WHAT NEEDS TO BE DONE - Print each of the entries exactly, leaving nothing out.

PROVIDED MATERIAL -
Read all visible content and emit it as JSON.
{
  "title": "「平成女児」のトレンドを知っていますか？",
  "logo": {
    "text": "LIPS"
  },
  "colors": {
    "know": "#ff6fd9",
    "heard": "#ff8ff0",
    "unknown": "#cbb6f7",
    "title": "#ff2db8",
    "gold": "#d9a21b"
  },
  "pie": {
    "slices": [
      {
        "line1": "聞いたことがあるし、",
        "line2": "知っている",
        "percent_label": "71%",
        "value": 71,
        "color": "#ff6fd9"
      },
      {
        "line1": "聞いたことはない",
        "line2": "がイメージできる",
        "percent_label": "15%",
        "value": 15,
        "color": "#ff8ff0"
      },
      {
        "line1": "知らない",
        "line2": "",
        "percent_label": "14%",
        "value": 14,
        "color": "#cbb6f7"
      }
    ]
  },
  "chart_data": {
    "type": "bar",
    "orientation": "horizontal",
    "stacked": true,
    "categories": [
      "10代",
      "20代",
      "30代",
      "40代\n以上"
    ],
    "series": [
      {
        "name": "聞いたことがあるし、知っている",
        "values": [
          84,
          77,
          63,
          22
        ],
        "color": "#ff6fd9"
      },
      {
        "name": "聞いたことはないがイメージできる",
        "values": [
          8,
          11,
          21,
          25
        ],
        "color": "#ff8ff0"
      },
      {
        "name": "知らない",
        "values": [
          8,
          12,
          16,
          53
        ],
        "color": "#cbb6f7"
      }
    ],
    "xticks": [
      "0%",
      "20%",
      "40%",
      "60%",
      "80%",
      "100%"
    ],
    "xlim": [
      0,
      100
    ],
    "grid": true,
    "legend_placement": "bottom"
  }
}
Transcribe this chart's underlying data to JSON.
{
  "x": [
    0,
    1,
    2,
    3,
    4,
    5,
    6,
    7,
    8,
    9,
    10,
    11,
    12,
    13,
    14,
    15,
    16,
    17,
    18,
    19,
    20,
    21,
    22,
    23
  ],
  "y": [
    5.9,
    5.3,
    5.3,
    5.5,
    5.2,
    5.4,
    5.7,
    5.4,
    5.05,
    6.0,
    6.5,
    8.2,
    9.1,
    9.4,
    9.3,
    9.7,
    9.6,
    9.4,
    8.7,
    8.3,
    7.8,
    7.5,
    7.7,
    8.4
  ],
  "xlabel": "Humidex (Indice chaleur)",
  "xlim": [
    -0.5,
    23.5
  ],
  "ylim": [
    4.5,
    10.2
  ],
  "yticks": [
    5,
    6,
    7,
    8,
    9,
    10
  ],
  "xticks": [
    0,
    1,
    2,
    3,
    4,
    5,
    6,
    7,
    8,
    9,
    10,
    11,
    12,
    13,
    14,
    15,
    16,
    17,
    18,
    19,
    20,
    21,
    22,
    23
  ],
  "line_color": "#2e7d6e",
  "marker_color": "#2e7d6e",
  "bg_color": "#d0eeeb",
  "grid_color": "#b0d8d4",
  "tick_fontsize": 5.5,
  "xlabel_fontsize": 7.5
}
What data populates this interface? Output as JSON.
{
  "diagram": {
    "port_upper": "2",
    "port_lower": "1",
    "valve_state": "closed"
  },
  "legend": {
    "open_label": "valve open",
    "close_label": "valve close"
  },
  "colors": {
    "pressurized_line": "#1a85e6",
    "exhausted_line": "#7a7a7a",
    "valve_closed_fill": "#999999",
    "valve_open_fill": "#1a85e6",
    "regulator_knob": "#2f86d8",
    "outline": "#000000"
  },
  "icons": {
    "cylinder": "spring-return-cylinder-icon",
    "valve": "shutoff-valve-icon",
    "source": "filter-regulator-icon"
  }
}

REPLY TO THE TASK -
Read all visible content and emit it as JSON.
{
  "title": "「平成女児」のトレンドを知っていますか？",
  "logo": {
    "text": "LIPS"
  },
  "colors": {
    "know": "#ff6fd9",
    "heard": "#ff8ff0",
    "unknown": "#cbb6f7",
    "title": "#ff2db8",
    "gold": "#d9a21b"
  },
  "pie": {
    "slices": [
      {
        "line1": "聞いたことがあるし、",
        "line2": "知っている",
        "percent_label": "71%",
        "value": 71,
        "color": "#ff6fd9"
      },
      {
        "line1": "聞いたことはない",
        "line2": "がイメージできる",
        "percent_label": "15%",
        "value": 15,
        "color": "#ff8ff0"
      },
      {
        "line1": "知らない",
        "line2": "",
        "percent_label": "14%",
        "value": 14,
        "color": "#cbb6f7"
      }
    ]
  },
  "chart_data": {
    "type": "bar",
    "orientation": "horizontal",
    "stacked": true,
    "categories": [
      "10代",
      "20代",
      "30代",
      "40代\n以上"
    ],
    "series": [
      {
        "name": "聞いたことがあるし、知っている",
        "values": [
          84,
          77,
          63,
          22
        ],
        "color": "#ff6fd9"
      },
      {
        "name": "聞いたことはないがイメージできる",
        "values": [
          8,
          11,
          21,
          25
        ],
        "color": "#ff8ff0"
      },
      {
        "name": "知らない",
        "values": [
          8,
          12,
          16,
          53
        ],
        "color": "#cbb6f7"
      }
    ],
    "xticks": [
      "0%",
      "20%",
      "40%",
      "60%",
      "80%",
      "100%"
    ],
    "xlim": [
      0,
      100
    ],
    "grid": true,
    "legend_placement": "bottom"
  }
}
Transcribe this chart's underlying data to JSON.
{
  "x": [
    0,
    1,
    2,
    3,
    4,
    5,
    6,
    7,
    8,
    9,
    10,
    11,
    12,
    13,
    14,
    15,
    16,
    17,
    18,
    19,
    20,
    21,
    22,
    23
  ],
  "y": [
    5.9,
    5.3,
    5.3,
    5.5,
    5.2,
    5.4,
    5.7,
    5.4,
    5.05,
    6.0,
    6.5,
    8.2,
    9.1,
    9.4,
    9.3,
    9.7,
    9.6,
    9.4,
    8.7,
    8.3,
    7.8,
    7.5,
    7.7,
    8.4
  ],
  "xlabel": "Humidex (Indice chaleur)",
  "xlim": [
    -0.5,
    23.5
  ],
  "ylim": [
    4.5,
    10.2
  ],
  "yticks": [
    5,
    6,
    7,
    8,
    9,
    10
  ],
  "xticks": [
    0,
    1,
    2,
    3,
    4,
    5,
    6,
    7,
    8,
    9,
    10,
    11,
    12,
    13,
    14,
    15,
    16,
    17,
    18,
    19,
    20,
    21,
    22,
    23
  ],
  "line_color": "#2e7d6e",
  "marker_color": "#2e7d6e",
  "bg_color": "#d0eeeb",
  "grid_color": "#b0d8d4",
  "tick_fontsize": 5.5,
  "xlabel_fontsize": 7.5
}
What data populates this interface? Output as JSON.
{
  "diagram": {
    "port_upper": "2",
    "port_lower": "1",
    "valve_state": "closed"
  },
  "legend": {
    "open_label": "valve open",
    "close_label": "valve close"
  },
  "colors": {
    "pressurized_line": "#1a85e6",
    "exhausted_line": "#7a7a7a",
    "valve_closed_fill": "#999999",
    "valve_open_fill": "#1a85e6",
    "regulator_knob": "#2f86d8",
    "outline": "#000000"
  },
  "icons": {
    "cylinder": "spring-return-cylinder-icon",
    "valve": "shutoff-valve-icon",
    "source": "filter-regulator-icon"
  }
}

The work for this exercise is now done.